** BEGIN **

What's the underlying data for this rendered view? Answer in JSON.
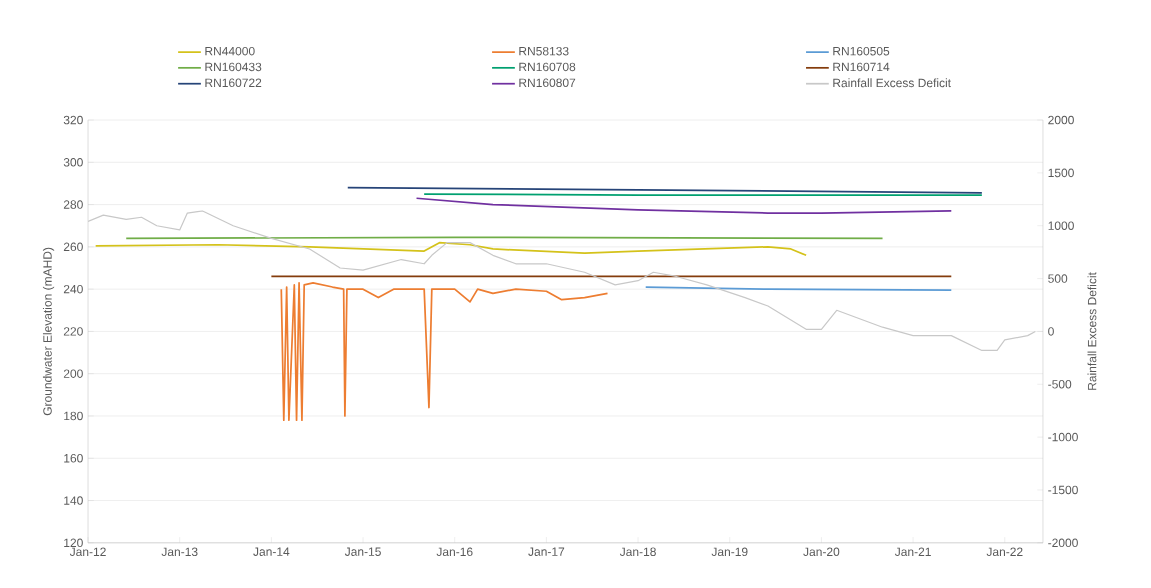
{
  "chart_data": {
    "type": "line",
    "ylabel": "Groundwater Elevation (mAHD)",
    "y2label": "Rainfall Excess Deficit",
    "xlim": [
      "2012-01",
      "2022-06"
    ],
    "xticks": [
      {
        "value": "2012-01",
        "label": "Jan-12"
      },
      {
        "value": "2013-01",
        "label": "Jan-13"
      },
      {
        "value": "2014-01",
        "label": "Jan-14"
      },
      {
        "value": "2015-01",
        "label": "Jan-15"
      },
      {
        "value": "2016-01",
        "label": "Jan-16"
      },
      {
        "value": "2017-01",
        "label": "Jan-17"
      },
      {
        "value": "2018-01",
        "label": "Jan-18"
      },
      {
        "value": "2019-01",
        "label": "Jan-19"
      },
      {
        "value": "2020-01",
        "label": "Jan-20"
      },
      {
        "value": "2021-01",
        "label": "Jan-21"
      },
      {
        "value": "2022-01",
        "label": "Jan-22"
      }
    ],
    "ylim": [
      120,
      320
    ],
    "yticks": [
      120,
      140,
      160,
      180,
      200,
      220,
      240,
      260,
      280,
      300,
      320
    ],
    "y2lim": [
      -2000,
      2000
    ],
    "y2ticks": [
      -2000,
      -1500,
      -1000,
      -500,
      0,
      500,
      1000,
      1500,
      2000
    ],
    "grid": "y",
    "legend": "top",
    "series": [
      {
        "name": "RN44000",
        "color": "#d4c21a",
        "x": [
          "2012-02",
          "2013-06",
          "2014-06",
          "2015-09",
          "2015-11",
          "2016-03",
          "2016-06",
          "2017-06",
          "2018-01",
          "2019-06",
          "2019-09",
          "2019-11"
        ],
        "values": [
          260.5,
          261,
          260,
          258,
          262,
          261,
          259,
          257,
          258,
          260,
          259,
          256
        ]
      },
      {
        "name": "RN58133",
        "color": "#ed7d31",
        "x": [
          "2014-02-10",
          "2014-02-20",
          "2014-03-01",
          "2014-03-10",
          "2014-04-01",
          "2014-04-10",
          "2014-04-20",
          "2014-05-01",
          "2014-05-10",
          "2014-06-15",
          "2014-09-01",
          "2014-10-15",
          "2014-10-20",
          "2014-10-28",
          "2015-01-01",
          "2015-03-01",
          "2015-05-01",
          "2015-09-01",
          "2015-09-20",
          "2015-10-01",
          "2016-01-01",
          "2016-03-01",
          "2016-04-01",
          "2016-06-01",
          "2016-09-01",
          "2017-01-01",
          "2017-03-01",
          "2017-06-01",
          "2017-09-01"
        ],
        "values": [
          240,
          178,
          241,
          178,
          242,
          178,
          243,
          178,
          242,
          243,
          241,
          240,
          180,
          240,
          240,
          236,
          240,
          240,
          184,
          240,
          240,
          234,
          240,
          238,
          240,
          239,
          235,
          236,
          238
        ]
      },
      {
        "name": "RN160505",
        "color": "#5b9bd5",
        "x": [
          "2018-02",
          "2019-06",
          "2021-06"
        ],
        "values": [
          241,
          240,
          239.5
        ]
      },
      {
        "name": "RN160433",
        "color": "#70ad47",
        "x": [
          "2012-06",
          "2016-01",
          "2020-09"
        ],
        "values": [
          264,
          264.5,
          264
        ]
      },
      {
        "name": "RN160708",
        "color": "#00a070",
        "x": [
          "2015-09",
          "2018-01",
          "2021-10"
        ],
        "values": [
          285,
          284.5,
          284.5
        ]
      },
      {
        "name": "RN160714",
        "color": "#843c0c",
        "x": [
          "2014-01",
          "2017-06",
          "2021-06"
        ],
        "values": [
          246,
          246,
          246
        ]
      },
      {
        "name": "RN160722",
        "color": "#264478",
        "x": [
          "2014-11",
          "2018-01",
          "2021-10"
        ],
        "values": [
          288,
          287,
          285.5
        ]
      },
      {
        "name": "RN160807",
        "color": "#7030a0",
        "x": [
          "2015-08",
          "2016-06",
          "2018-01",
          "2019-06",
          "2020-01",
          "2021-06"
        ],
        "values": [
          283,
          280,
          277.5,
          276,
          276,
          277
        ]
      },
      {
        "name": "Rainfall Excess Deficit",
        "color": "#c8c8c8",
        "axis": "y2",
        "x": [
          "2012-01",
          "2012-03",
          "2012-06",
          "2012-08",
          "2012-10",
          "2013-01",
          "2013-02",
          "2013-04",
          "2013-08",
          "2014-01",
          "2014-06",
          "2014-10",
          "2015-01",
          "2015-06",
          "2015-09",
          "2015-10",
          "2015-12",
          "2016-03",
          "2016-06",
          "2016-09",
          "2017-01",
          "2017-06",
          "2017-10",
          "2018-01",
          "2018-03",
          "2018-06",
          "2018-10",
          "2019-03",
          "2019-06",
          "2019-11",
          "2020-01",
          "2020-03",
          "2020-09",
          "2021-01",
          "2021-06",
          "2021-10",
          "2021-12",
          "2022-01",
          "2022-04",
          "2022-05"
        ],
        "values": [
          1040,
          1100,
          1060,
          1080,
          1000,
          960,
          1120,
          1140,
          1000,
          880,
          780,
          600,
          580,
          680,
          640,
          720,
          840,
          840,
          720,
          640,
          640,
          560,
          440,
          480,
          560,
          520,
          440,
          320,
          240,
          20,
          20,
          200,
          40,
          -40,
          -40,
          -180,
          -180,
          -80,
          -40,
          0
        ]
      }
    ]
  }
}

** END **

- [JOB] Your answer should be a single number: the count of lines that contain "color".

- [ANSWER TO THE TASK] 9